▶ [RECORDS FOR THE TASK]
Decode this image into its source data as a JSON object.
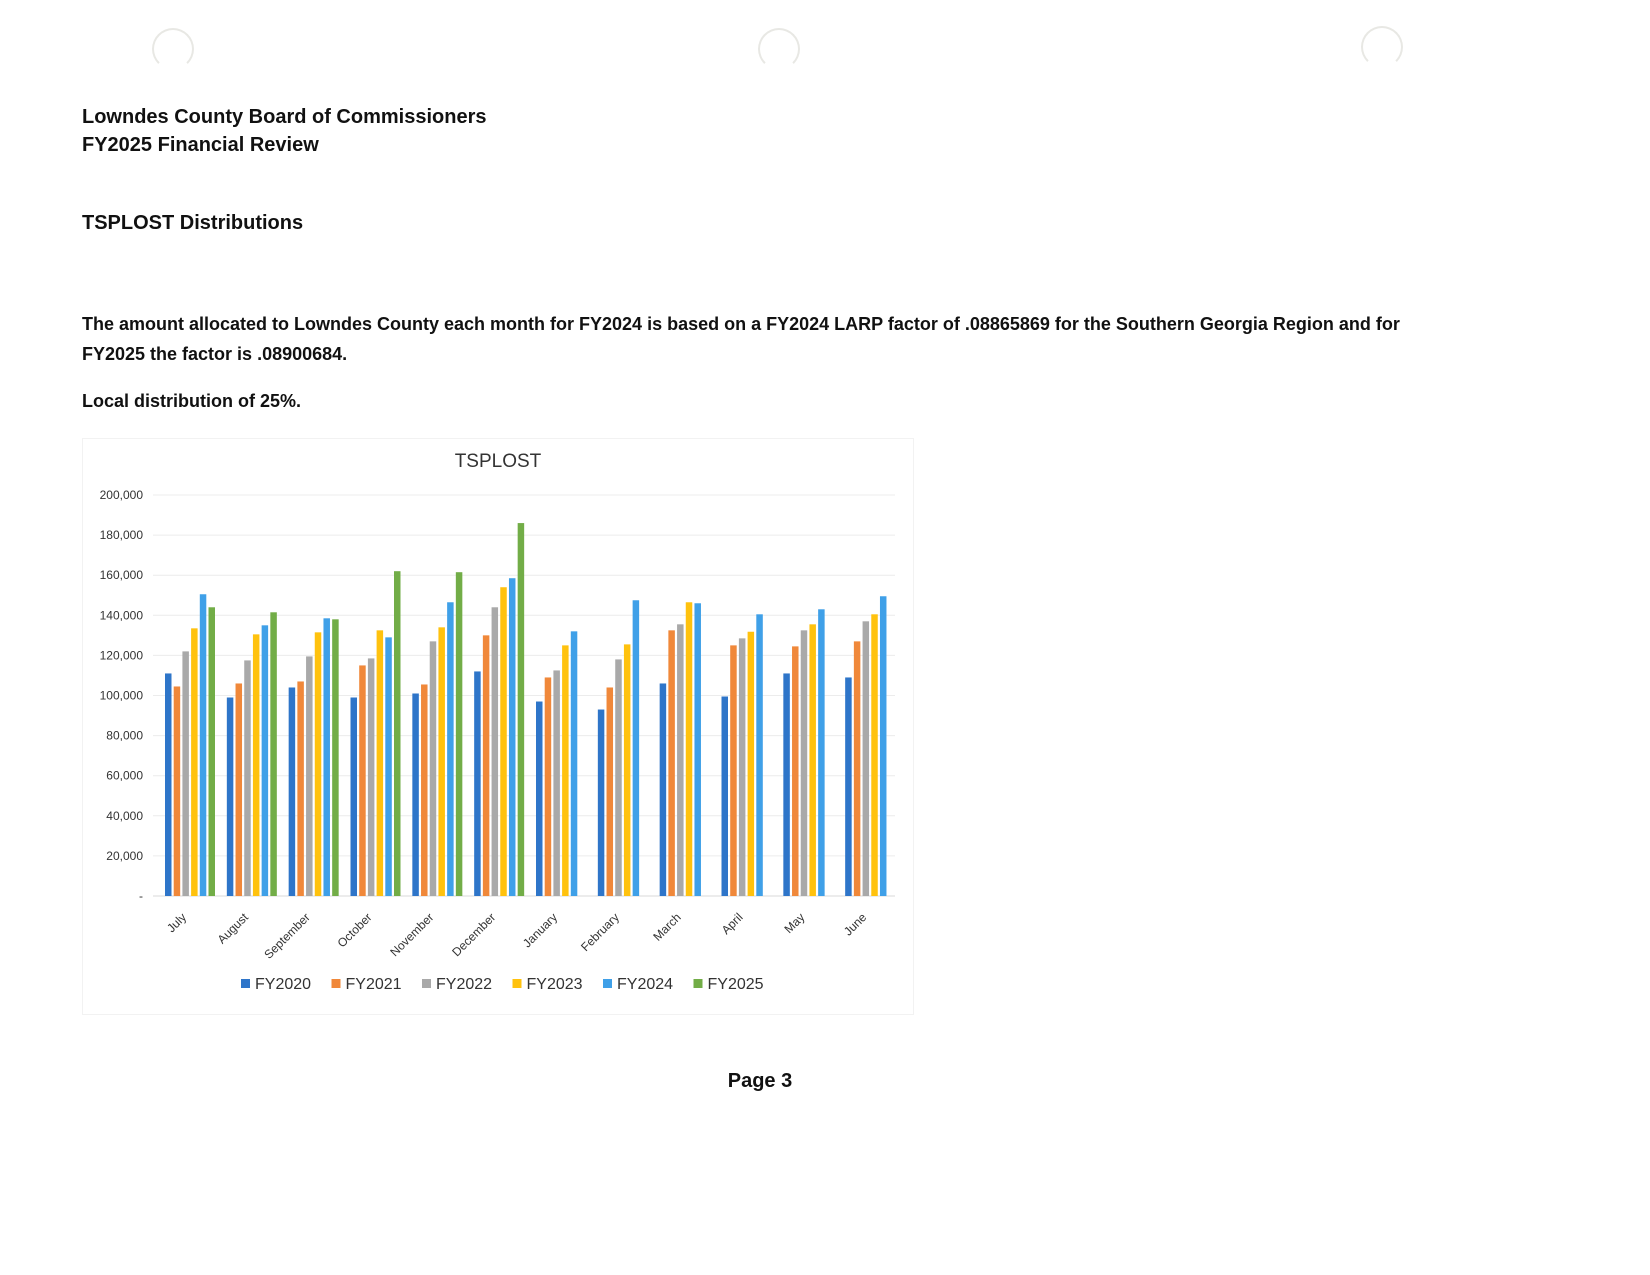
{
  "document": {
    "org_title": "Lowndes County Board of Commissioners",
    "report_title": "FY2025 Financial Review",
    "section_title": "TSPLOST Distributions",
    "paragraph_1": "The amount allocated to Lowndes County each month for FY2024 is based on a FY2024 LARP factor of .08865869 for the Southern Georgia Region and for FY2025 the factor is .08900684.",
    "paragraph_2": "Local distribution of 25%.",
    "page_label": "Page 3"
  },
  "chart_data": {
    "type": "bar",
    "title": "TSPLOST",
    "xlabel": "",
    "ylabel": "",
    "ylim": [
      0,
      200000
    ],
    "yticks": [
      "-",
      "20,000",
      "40,000",
      "60,000",
      "80,000",
      "100,000",
      "120,000",
      "140,000",
      "160,000",
      "180,000",
      "200,000"
    ],
    "grid": true,
    "legend_position": "bottom",
    "categories": [
      "July",
      "August",
      "September",
      "October",
      "November",
      "December",
      "January",
      "February",
      "March",
      "April",
      "May",
      "June"
    ],
    "series": [
      {
        "name": "FY2020",
        "color": "#2e75c9",
        "values": [
          111000,
          99000,
          104000,
          99000,
          101000,
          112000,
          97000,
          93000,
          106000,
          99500,
          111000,
          109000
        ]
      },
      {
        "name": "FY2021",
        "color": "#f0883a",
        "values": [
          104500,
          106000,
          107000,
          115000,
          105500,
          130000,
          109000,
          104000,
          132500,
          125000,
          124500,
          127000
        ]
      },
      {
        "name": "FY2022",
        "color": "#a9a9a9",
        "values": [
          122000,
          117500,
          119500,
          118500,
          127000,
          144000,
          112500,
          118000,
          135500,
          128500,
          132500,
          137000
        ]
      },
      {
        "name": "FY2023",
        "color": "#ffc20e",
        "values": [
          133500,
          130500,
          131500,
          132500,
          134000,
          154000,
          125000,
          125500,
          146500,
          131800,
          135500,
          140500
        ]
      },
      {
        "name": "FY2024",
        "color": "#3fa0e8",
        "values": [
          150500,
          135000,
          138500,
          129000,
          146500,
          158500,
          132000,
          147500,
          146000,
          140500,
          143000,
          149500
        ]
      },
      {
        "name": "FY2025",
        "color": "#72ad47",
        "values": [
          144000,
          141500,
          138000,
          162000,
          161500,
          186000,
          null,
          null,
          null,
          null,
          null,
          null
        ]
      }
    ]
  }
}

▶ [TASK PROMPT] Search the lines above for the string "name", then show every one that has it.

▶ [ANSWER FOR THIS EXERCISE]
        "name": "FY2020",
        "name": "FY2021",
        "name": "FY2022",
        "name": "FY2023",
        "name": "FY2024",
        "name": "FY2025",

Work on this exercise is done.